— Start STORED RECORDS —

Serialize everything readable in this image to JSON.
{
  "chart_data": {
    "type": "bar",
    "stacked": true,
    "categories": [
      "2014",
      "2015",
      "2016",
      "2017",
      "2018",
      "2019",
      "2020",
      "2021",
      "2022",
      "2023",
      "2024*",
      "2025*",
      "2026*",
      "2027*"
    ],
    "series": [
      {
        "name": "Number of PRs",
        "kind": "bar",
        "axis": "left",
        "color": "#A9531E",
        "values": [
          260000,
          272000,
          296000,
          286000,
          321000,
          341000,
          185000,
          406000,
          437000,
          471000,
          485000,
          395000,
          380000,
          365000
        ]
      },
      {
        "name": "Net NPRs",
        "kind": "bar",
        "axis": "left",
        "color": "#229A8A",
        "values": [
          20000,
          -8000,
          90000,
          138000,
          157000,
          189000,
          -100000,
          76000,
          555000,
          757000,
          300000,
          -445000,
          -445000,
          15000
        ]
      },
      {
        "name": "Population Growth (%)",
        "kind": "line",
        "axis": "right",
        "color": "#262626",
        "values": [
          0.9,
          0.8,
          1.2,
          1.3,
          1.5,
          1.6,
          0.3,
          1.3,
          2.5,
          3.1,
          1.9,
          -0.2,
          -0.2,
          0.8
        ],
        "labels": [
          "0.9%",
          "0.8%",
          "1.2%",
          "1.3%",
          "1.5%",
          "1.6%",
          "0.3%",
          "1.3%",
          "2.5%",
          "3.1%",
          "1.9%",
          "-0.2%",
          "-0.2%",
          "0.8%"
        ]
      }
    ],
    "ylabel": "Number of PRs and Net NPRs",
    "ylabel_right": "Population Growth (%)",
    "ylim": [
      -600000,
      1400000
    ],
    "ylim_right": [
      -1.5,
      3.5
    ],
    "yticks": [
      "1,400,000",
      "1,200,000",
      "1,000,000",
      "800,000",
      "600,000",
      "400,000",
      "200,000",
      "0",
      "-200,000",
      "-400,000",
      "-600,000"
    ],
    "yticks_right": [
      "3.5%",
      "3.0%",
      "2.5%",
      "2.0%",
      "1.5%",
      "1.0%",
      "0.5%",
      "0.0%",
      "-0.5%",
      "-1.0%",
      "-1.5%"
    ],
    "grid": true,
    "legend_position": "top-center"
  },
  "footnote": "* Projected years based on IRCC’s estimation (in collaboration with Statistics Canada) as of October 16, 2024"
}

— End STORED RECORDS —

▸ **STATED PROBLEM**: Make an exact copy of the records.

▸ **SOLUTION TO THE EXERCISE**:
Serialize everything readable in this image to JSON.
{
  "chart_data": {
    "type": "bar",
    "stacked": true,
    "categories": [
      "2014",
      "2015",
      "2016",
      "2017",
      "2018",
      "2019",
      "2020",
      "2021",
      "2022",
      "2023",
      "2024*",
      "2025*",
      "2026*",
      "2027*"
    ],
    "series": [
      {
        "name": "Number of PRs",
        "kind": "bar",
        "axis": "left",
        "color": "#A9531E",
        "values": [
          260000,
          272000,
          296000,
          286000,
          321000,
          341000,
          185000,
          406000,
          437000,
          471000,
          485000,
          395000,
          380000,
          365000
        ]
      },
      {
        "name": "Net NPRs",
        "kind": "bar",
        "axis": "left",
        "color": "#229A8A",
        "values": [
          20000,
          -8000,
          90000,
          138000,
          157000,
          189000,
          -100000,
          76000,
          555000,
          757000,
          300000,
          -445000,
          -445000,
          15000
        ]
      },
      {
        "name": "Population Growth (%)",
        "kind": "line",
        "axis": "right",
        "color": "#262626",
        "values": [
          0.9,
          0.8,
          1.2,
          1.3,
          1.5,
          1.6,
          0.3,
          1.3,
          2.5,
          3.1,
          1.9,
          -0.2,
          -0.2,
          0.8
        ],
        "labels": [
          "0.9%",
          "0.8%",
          "1.2%",
          "1.3%",
          "1.5%",
          "1.6%",
          "0.3%",
          "1.3%",
          "2.5%",
          "3.1%",
          "1.9%",
          "-0.2%",
          "-0.2%",
          "0.8%"
        ]
      }
    ],
    "ylabel": "Number of PRs and Net NPRs",
    "ylabel_right": "Population Growth (%)",
    "ylim": [
      -600000,
      1400000
    ],
    "ylim_right": [
      -1.5,
      3.5
    ],
    "yticks": [
      "1,400,000",
      "1,200,000",
      "1,000,000",
      "800,000",
      "600,000",
      "400,000",
      "200,000",
      "0",
      "-200,000",
      "-400,000",
      "-600,000"
    ],
    "yticks_right": [
      "3.5%",
      "3.0%",
      "2.5%",
      "2.0%",
      "1.5%",
      "1.0%",
      "0.5%",
      "0.0%",
      "-0.5%",
      "-1.0%",
      "-1.5%"
    ],
    "grid": true,
    "legend_position": "top-center"
  },
  "footnote": "* Projected years based on IRCC’s estimation (in collaboration with Statistics Canada) as of October 16, 2024"
}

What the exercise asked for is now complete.